> _Problem to solve_
For the data below, report only the number of lines containing the string "Channel".

[start Data extract]

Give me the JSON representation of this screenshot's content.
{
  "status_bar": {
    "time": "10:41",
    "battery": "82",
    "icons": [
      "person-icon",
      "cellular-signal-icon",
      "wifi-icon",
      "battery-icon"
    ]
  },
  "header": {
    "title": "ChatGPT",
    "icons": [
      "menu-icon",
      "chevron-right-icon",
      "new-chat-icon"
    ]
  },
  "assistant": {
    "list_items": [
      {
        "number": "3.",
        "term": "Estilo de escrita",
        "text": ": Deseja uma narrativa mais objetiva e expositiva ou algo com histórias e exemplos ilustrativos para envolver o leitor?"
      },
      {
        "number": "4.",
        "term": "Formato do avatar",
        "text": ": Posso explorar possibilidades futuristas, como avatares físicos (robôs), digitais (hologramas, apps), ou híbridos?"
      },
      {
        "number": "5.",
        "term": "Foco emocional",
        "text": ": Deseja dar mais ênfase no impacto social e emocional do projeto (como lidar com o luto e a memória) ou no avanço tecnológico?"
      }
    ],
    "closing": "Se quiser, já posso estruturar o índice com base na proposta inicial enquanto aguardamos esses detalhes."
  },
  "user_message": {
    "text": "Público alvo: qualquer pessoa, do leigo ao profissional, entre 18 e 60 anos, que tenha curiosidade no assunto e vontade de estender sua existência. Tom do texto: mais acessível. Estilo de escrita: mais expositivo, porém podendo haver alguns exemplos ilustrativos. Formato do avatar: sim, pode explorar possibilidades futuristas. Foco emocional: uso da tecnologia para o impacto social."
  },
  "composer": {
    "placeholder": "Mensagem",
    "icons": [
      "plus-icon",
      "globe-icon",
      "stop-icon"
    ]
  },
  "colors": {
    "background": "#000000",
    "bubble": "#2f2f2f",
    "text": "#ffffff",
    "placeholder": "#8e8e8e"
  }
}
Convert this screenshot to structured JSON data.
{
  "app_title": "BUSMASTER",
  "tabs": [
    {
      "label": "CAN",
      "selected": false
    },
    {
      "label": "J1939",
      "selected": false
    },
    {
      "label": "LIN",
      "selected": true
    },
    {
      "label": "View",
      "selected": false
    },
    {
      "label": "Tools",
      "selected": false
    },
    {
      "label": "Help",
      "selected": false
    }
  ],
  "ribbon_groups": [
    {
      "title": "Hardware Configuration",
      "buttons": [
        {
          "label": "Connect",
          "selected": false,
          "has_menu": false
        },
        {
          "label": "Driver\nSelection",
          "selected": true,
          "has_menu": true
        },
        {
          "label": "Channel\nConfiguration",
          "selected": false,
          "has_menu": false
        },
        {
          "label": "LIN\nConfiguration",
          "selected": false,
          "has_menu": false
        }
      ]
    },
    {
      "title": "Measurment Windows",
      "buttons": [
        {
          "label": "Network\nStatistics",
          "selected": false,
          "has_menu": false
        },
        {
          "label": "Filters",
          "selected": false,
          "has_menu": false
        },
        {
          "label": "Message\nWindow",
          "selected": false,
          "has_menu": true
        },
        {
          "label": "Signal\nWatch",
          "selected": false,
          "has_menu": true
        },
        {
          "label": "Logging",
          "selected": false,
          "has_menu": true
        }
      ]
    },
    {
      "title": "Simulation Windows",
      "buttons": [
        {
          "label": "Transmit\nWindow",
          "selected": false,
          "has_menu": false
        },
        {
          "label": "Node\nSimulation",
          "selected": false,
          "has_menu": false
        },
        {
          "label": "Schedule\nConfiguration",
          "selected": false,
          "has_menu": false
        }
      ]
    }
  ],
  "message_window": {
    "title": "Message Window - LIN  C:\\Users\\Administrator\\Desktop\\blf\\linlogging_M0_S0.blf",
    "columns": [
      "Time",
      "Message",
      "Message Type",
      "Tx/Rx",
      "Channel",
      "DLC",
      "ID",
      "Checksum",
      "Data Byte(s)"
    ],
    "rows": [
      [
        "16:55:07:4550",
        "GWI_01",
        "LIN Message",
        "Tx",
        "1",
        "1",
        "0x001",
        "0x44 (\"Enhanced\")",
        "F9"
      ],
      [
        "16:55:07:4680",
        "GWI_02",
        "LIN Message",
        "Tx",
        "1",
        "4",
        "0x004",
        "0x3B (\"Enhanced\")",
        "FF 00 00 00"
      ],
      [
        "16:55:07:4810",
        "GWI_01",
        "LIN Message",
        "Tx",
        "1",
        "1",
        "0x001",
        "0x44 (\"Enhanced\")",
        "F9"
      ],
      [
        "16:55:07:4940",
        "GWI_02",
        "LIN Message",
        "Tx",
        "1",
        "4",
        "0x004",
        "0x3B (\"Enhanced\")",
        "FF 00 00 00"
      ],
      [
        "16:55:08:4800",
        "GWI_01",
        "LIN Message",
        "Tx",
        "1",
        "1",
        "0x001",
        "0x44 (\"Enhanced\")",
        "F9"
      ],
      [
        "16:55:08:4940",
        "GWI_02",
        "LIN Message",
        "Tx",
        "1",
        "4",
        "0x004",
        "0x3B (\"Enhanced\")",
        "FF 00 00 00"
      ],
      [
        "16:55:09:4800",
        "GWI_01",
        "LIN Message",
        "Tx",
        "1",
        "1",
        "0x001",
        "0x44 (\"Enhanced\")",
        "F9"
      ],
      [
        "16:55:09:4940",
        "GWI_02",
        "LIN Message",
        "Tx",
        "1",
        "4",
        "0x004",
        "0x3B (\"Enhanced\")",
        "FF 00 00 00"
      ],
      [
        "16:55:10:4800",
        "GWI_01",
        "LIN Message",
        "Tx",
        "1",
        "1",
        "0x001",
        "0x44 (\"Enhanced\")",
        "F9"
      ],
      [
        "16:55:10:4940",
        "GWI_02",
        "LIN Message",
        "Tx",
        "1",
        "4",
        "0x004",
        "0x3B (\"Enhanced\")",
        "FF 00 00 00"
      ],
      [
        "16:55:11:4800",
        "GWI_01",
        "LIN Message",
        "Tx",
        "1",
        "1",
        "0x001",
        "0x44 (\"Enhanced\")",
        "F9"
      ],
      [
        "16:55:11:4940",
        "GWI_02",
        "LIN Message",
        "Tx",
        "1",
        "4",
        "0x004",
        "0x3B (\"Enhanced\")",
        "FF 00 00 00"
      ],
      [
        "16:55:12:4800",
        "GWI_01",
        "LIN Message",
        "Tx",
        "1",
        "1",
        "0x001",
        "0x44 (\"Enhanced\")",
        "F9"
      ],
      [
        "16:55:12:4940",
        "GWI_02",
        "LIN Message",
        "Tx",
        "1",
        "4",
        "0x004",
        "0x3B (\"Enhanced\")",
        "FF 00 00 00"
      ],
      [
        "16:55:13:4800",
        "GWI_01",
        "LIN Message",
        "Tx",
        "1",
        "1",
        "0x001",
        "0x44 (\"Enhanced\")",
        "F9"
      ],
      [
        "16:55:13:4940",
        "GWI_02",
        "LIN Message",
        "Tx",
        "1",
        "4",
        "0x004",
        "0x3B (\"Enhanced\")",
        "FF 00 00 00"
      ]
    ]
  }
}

[end Data extract]

> _Answer for this exercise_
2